==== Information provided ====
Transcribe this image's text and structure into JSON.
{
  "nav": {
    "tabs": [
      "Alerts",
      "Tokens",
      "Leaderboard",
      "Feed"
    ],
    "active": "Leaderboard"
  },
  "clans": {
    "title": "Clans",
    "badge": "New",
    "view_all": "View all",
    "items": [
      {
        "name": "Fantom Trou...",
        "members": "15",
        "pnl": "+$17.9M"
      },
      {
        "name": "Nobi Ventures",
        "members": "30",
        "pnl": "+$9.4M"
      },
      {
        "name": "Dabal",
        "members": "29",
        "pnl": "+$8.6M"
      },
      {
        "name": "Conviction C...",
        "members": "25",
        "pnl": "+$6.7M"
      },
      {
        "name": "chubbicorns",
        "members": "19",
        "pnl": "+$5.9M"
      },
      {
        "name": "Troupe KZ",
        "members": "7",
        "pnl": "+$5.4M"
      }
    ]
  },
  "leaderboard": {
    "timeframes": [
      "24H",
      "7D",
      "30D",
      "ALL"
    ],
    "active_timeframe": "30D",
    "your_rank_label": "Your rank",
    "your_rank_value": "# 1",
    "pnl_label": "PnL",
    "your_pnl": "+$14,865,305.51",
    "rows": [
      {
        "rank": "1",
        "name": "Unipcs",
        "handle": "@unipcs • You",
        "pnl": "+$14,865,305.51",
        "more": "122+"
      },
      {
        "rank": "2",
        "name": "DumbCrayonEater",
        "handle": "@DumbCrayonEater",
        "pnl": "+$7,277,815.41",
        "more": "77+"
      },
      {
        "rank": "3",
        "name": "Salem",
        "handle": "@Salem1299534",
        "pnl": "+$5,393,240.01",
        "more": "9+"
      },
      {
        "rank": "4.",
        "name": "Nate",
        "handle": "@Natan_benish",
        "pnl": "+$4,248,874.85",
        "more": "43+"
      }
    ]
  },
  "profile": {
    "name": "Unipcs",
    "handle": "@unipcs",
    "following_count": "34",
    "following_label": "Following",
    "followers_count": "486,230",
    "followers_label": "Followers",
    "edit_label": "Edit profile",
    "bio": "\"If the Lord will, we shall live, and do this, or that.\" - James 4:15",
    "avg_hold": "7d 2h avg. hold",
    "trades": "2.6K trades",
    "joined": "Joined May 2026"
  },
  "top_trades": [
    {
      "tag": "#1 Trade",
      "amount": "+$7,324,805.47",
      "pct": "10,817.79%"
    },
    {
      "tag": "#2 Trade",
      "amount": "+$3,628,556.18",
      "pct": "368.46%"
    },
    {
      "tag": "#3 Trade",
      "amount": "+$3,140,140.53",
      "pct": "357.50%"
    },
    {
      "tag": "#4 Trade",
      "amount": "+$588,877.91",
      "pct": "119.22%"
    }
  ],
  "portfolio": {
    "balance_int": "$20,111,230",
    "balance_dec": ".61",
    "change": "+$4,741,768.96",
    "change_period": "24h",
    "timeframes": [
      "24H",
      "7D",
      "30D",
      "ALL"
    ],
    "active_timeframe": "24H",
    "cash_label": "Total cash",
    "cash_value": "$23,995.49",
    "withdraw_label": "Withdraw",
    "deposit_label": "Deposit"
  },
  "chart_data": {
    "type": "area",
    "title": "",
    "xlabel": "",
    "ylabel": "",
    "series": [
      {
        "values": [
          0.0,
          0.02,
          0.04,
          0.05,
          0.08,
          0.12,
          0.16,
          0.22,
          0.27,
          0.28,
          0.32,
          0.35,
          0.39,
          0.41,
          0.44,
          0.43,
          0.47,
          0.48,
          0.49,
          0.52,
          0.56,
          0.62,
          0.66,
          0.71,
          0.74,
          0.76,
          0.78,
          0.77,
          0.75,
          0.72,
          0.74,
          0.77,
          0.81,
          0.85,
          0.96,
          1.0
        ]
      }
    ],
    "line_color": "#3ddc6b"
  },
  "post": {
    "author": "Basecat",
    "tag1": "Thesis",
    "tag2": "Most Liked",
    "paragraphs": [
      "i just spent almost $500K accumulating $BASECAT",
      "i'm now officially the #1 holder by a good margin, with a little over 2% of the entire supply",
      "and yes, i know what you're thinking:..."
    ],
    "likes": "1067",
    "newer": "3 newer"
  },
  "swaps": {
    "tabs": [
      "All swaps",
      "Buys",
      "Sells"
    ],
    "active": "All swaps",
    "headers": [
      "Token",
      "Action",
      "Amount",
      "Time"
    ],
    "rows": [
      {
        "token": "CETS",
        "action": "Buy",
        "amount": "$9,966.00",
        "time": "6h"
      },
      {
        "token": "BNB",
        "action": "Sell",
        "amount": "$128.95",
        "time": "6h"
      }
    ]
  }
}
====
*The exercise*.
Can you give every line above again, exactly as written?

*Response to this exercise*.
Transcribe this image's text and structure into JSON.
{
  "nav": {
    "tabs": [
      "Alerts",
      "Tokens",
      "Leaderboard",
      "Feed"
    ],
    "active": "Leaderboard"
  },
  "clans": {
    "title": "Clans",
    "badge": "New",
    "view_all": "View all",
    "items": [
      {
        "name": "Fantom Trou...",
        "members": "15",
        "pnl": "+$17.9M"
      },
      {
        "name": "Nobi Ventures",
        "members": "30",
        "pnl": "+$9.4M"
      },
      {
        "name": "Dabal",
        "members": "29",
        "pnl": "+$8.6M"
      },
      {
        "name": "Conviction C...",
        "members": "25",
        "pnl": "+$6.7M"
      },
      {
        "name": "chubbicorns",
        "members": "19",
        "pnl": "+$5.9M"
      },
      {
        "name": "Troupe KZ",
        "members": "7",
        "pnl": "+$5.4M"
      }
    ]
  },
  "leaderboard": {
    "timeframes": [
      "24H",
      "7D",
      "30D",
      "ALL"
    ],
    "active_timeframe": "30D",
    "your_rank_label": "Your rank",
    "your_rank_value": "# 1",
    "pnl_label": "PnL",
    "your_pnl": "+$14,865,305.51",
    "rows": [
      {
        "rank": "1",
        "name": "Unipcs",
        "handle": "@unipcs • You",
        "pnl": "+$14,865,305.51",
        "more": "122+"
      },
      {
        "rank": "2",
        "name": "DumbCrayonEater",
        "handle": "@DumbCrayonEater",
        "pnl": "+$7,277,815.41",
        "more": "77+"
      },
      {
        "rank": "3",
        "name": "Salem",
        "handle": "@Salem1299534",
        "pnl": "+$5,393,240.01",
        "more": "9+"
      },
      {
        "rank": "4.",
        "name": "Nate",
        "handle": "@Natan_benish",
        "pnl": "+$4,248,874.85",
        "more": "43+"
      }
    ]
  },
  "profile": {
    "name": "Unipcs",
    "handle": "@unipcs",
    "following_count": "34",
    "following_label": "Following",
    "followers_count": "486,230",
    "followers_label": "Followers",
    "edit_label": "Edit profile",
    "bio": "\"If the Lord will, we shall live, and do this, or that.\" - James 4:15",
    "avg_hold": "7d 2h avg. hold",
    "trades": "2.6K trades",
    "joined": "Joined May 2026"
  },
  "top_trades": [
    {
      "tag": "#1 Trade",
      "amount": "+$7,324,805.47",
      "pct": "10,817.79%"
    },
    {
      "tag": "#2 Trade",
      "amount": "+$3,628,556.18",
      "pct": "368.46%"
    },
    {
      "tag": "#3 Trade",
      "amount": "+$3,140,140.53",
      "pct": "357.50%"
    },
    {
      "tag": "#4 Trade",
      "amount": "+$588,877.91",
      "pct": "119.22%"
    }
  ],
  "portfolio": {
    "balance_int": "$20,111,230",
    "balance_dec": ".61",
    "change": "+$4,741,768.96",
    "change_period": "24h",
    "timeframes": [
      "24H",
      "7D",
      "30D",
      "ALL"
    ],
    "active_timeframe": "24H",
    "cash_label": "Total cash",
    "cash_value": "$23,995.49",
    "withdraw_label": "Withdraw",
    "deposit_label": "Deposit"
  },
  "chart_data": {
    "type": "area",
    "title": "",
    "xlabel": "",
    "ylabel": "",
    "series": [
      {
        "values": [
          0.0,
          0.02,
          0.04,
          0.05,
          0.08,
          0.12,
          0.16,
          0.22,
          0.27,
          0.28,
          0.32,
          0.35,
          0.39,
          0.41,
          0.44,
          0.43,
          0.47,
          0.48,
          0.49,
          0.52,
          0.56,
          0.62,
          0.66,
          0.71,
          0.74,
          0.76,
          0.78,
          0.77,
          0.75,
          0.72,
          0.74,
          0.77,
          0.81,
          0.85,
          0.96,
          1.0
        ]
      }
    ],
    "line_color": "#3ddc6b"
  },
  "post": {
    "author": "Basecat",
    "tag1": "Thesis",
    "tag2": "Most Liked",
    "paragraphs": [
      "i just spent almost $500K accumulating $BASECAT",
      "i'm now officially the #1 holder by a good margin, with a little over 2% of the entire supply",
      "and yes, i know what you're thinking:..."
    ],
    "likes": "1067",
    "newer": "3 newer"
  },
  "swaps": {
    "tabs": [
      "All swaps",
      "Buys",
      "Sells"
    ],
    "active": "All swaps",
    "headers": [
      "Token",
      "Action",
      "Amount",
      "Time"
    ],
    "rows": [
      {
        "token": "CETS",
        "action": "Buy",
        "amount": "$9,966.00",
        "time": "6h"
      },
      {
        "token": "BNB",
        "action": "Sell",
        "amount": "$128.95",
        "time": "6h"
      }
    ]
  }
}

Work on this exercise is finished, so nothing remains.